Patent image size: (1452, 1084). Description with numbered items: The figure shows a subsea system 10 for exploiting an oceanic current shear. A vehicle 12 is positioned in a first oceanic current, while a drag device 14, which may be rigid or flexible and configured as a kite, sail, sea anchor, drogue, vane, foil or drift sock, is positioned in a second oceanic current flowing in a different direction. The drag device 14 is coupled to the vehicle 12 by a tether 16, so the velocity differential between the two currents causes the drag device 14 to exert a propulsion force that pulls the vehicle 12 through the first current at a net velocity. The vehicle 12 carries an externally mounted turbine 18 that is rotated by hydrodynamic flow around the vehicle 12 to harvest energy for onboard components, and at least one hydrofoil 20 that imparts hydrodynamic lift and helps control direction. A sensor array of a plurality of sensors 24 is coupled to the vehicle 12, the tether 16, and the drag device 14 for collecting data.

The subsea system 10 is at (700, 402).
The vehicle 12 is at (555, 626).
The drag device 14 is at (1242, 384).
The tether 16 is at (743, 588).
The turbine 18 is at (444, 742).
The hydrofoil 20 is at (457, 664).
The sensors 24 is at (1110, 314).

• **Exercise requirements**
Starting from the first of the lines above and ending with the one containing "The hydrofoil 20 is at (457, 664).", write out each line as a numbered list. Skip any blank lines.

• **Solution for this task**
1. Patent image size: (1452, 1084). Description with numbered items: The figure shows a subsea system 10 for exploiting an oceanic current shear. A vehicle 12 is positioned in a first oceanic current, while a drag device 14, which may be rigid or flexible and configured as a kite, sail, sea anchor, drogue, vane, foil or drift sock, is positioned in a second oceanic current flowing in a different direction. The drag device 14 is coupled to the vehicle 12 by a tether 16, so the velocity differential between the two currents causes the drag device 14 to exert a propulsion force that pulls the vehicle 12 through the first current at a net velocity. The vehicle 12 carries an externally mounted turbine 18 that is rotated by hydrodynamic flow around the vehicle 12 to harvest energy for onboard components, and at least one hydrofoil 20 that imparts hydrodynamic lift and helps control direction. A sensor array of a plurality of sensors 24 is coupled to the vehicle 12, the tether 16, and the drag device 14 for collecting data.
2. The subsea system 10 is at (700, 402).
3. The vehicle 12 is at (555, 626).
4. The drag device 14 is at (1242, 384).
5. The tether 16 is at (743, 588).
6. The turbine 18 is at (444, 742).
7. The hydrofoil 20 is at (457, 664).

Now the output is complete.